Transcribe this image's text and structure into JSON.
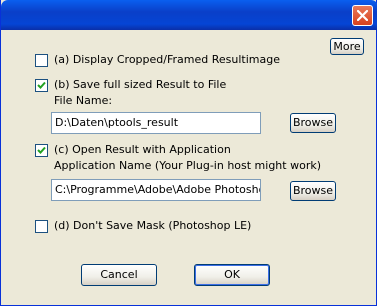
{
  "window": {
    "close_icon": "close-icon"
  },
  "buttons": {
    "more": "More",
    "browse_file": "Browse",
    "browse_app": "Browse",
    "cancel": "Cancel",
    "ok": "OK"
  },
  "options": {
    "a": {
      "label": "(a) Display Cropped/Framed Resultimage",
      "checked": false
    },
    "b": {
      "label": "(b) Save full sized Result to File",
      "checked": true
    },
    "c": {
      "label": "(c) Open Result with Application",
      "checked": true
    },
    "d": {
      "label": "(d) Don't Save Mask (Photoshop LE)",
      "checked": false
    }
  },
  "file": {
    "label": "File Name:",
    "value": "D:\\Daten\\ptools_result"
  },
  "application": {
    "label": "Application Name (Your Plug-in host might work)",
    "value": "C:\\Programme\\Adobe\\Adobe Photoshop"
  },
  "colors": {
    "title_bar": "#0a3fc8",
    "dialog_bg": "#ece9d8",
    "close_red": "#d9411e"
  }
}
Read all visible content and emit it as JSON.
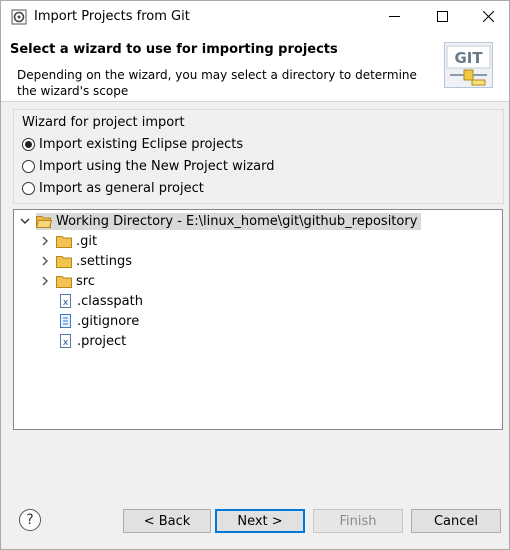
{
  "window": {
    "title": "Import Projects from Git",
    "icon": "eclipse-dialog-icon",
    "controls": [
      "minimize",
      "maximize",
      "close"
    ]
  },
  "header": {
    "title": "Select a wizard to use for importing projects",
    "description": "Depending on the wizard, you may select a directory to determine the wizard's scope",
    "logo_text": "GIT"
  },
  "wizard_group": {
    "label": "Wizard for project import",
    "options": [
      {
        "label": "Import existing Eclipse projects",
        "selected": true
      },
      {
        "label": "Import using the New Project wizard",
        "selected": false
      },
      {
        "label": "Import as general project",
        "selected": false
      }
    ]
  },
  "tree": {
    "root": {
      "label": "Working Directory - E:\\linux_home\\git\\github_repository",
      "expanded": true,
      "selected": true
    },
    "children": [
      {
        "label": ".git",
        "type": "folder",
        "expandable": true
      },
      {
        "label": ".settings",
        "type": "folder",
        "expandable": true
      },
      {
        "label": "src",
        "type": "folder",
        "expandable": true
      },
      {
        "label": ".classpath",
        "type": "xml-file"
      },
      {
        "label": ".gitignore",
        "type": "text-file"
      },
      {
        "label": ".project",
        "type": "xml-file"
      }
    ]
  },
  "buttons": {
    "help": "?",
    "back": "< Back",
    "next": "Next >",
    "finish": "Finish",
    "cancel": "Cancel"
  },
  "colors": {
    "accent": "#0078d7",
    "selection": "#d9d9d9",
    "folder": "#e8b84a"
  }
}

*Problem statement*
Copy the records exactly as they appear, excluding images.

*Expected output*
Transcribe this image's text and structure into JSON.
{
  "window": {
    "close_icon": "close-icon"
  },
  "buttons": {
    "more": "More",
    "browse_file": "Browse",
    "browse_app": "Browse",
    "cancel": "Cancel",
    "ok": "OK"
  },
  "options": {
    "a": {
      "label": "(a) Display Cropped/Framed Resultimage",
      "checked": false
    },
    "b": {
      "label": "(b) Save full sized Result to File",
      "checked": true
    },
    "c": {
      "label": "(c) Open Result with Application",
      "checked": true
    },
    "d": {
      "label": "(d) Don't Save Mask (Photoshop LE)",
      "checked": false
    }
  },
  "file": {
    "label": "File Name:",
    "value": "D:\\Daten\\ptools_result"
  },
  "application": {
    "label": "Application Name (Your Plug-in host might work)",
    "value": "C:\\Programme\\Adobe\\Adobe Photoshop"
  },
  "colors": {
    "title_bar": "#0a3fc8",
    "dialog_bg": "#ece9d8",
    "close_red": "#d9411e"
  }
}
Read all visible content and emit it as JSON.
{
  "window": {
    "title": "Import Projects from Git",
    "icon": "eclipse-dialog-icon",
    "controls": [
      "minimize",
      "maximize",
      "close"
    ]
  },
  "header": {
    "title": "Select a wizard to use for importing projects",
    "description": "Depending on the wizard, you may select a directory to determine the wizard's scope",
    "logo_text": "GIT"
  },
  "wizard_group": {
    "label": "Wizard for project import",
    "options": [
      {
        "label": "Import existing Eclipse projects",
        "selected": true
      },
      {
        "label": "Import using the New Project wizard",
        "selected": false
      },
      {
        "label": "Import as general project",
        "selected": false
      }
    ]
  },
  "tree": {
    "root": {
      "label": "Working Directory - E:\\linux_home\\git\\github_repository",
      "expanded": true,
      "selected": true
    },
    "children": [
      {
        "label": ".git",
        "type": "folder",
        "expandable": true
      },
      {
        "label": ".settings",
        "type": "folder",
        "expandable": true
      },
      {
        "label": "src",
        "type": "folder",
        "expandable": true
      },
      {
        "label": ".classpath",
        "type": "xml-file"
      },
      {
        "label": ".gitignore",
        "type": "text-file"
      },
      {
        "label": ".project",
        "type": "xml-file"
      }
    ]
  },
  "buttons": {
    "help": "?",
    "back": "< Back",
    "next": "Next >",
    "finish": "Finish",
    "cancel": "Cancel"
  },
  "colors": {
    "accent": "#0078d7",
    "selection": "#d9d9d9",
    "folder": "#e8b84a"
  }
}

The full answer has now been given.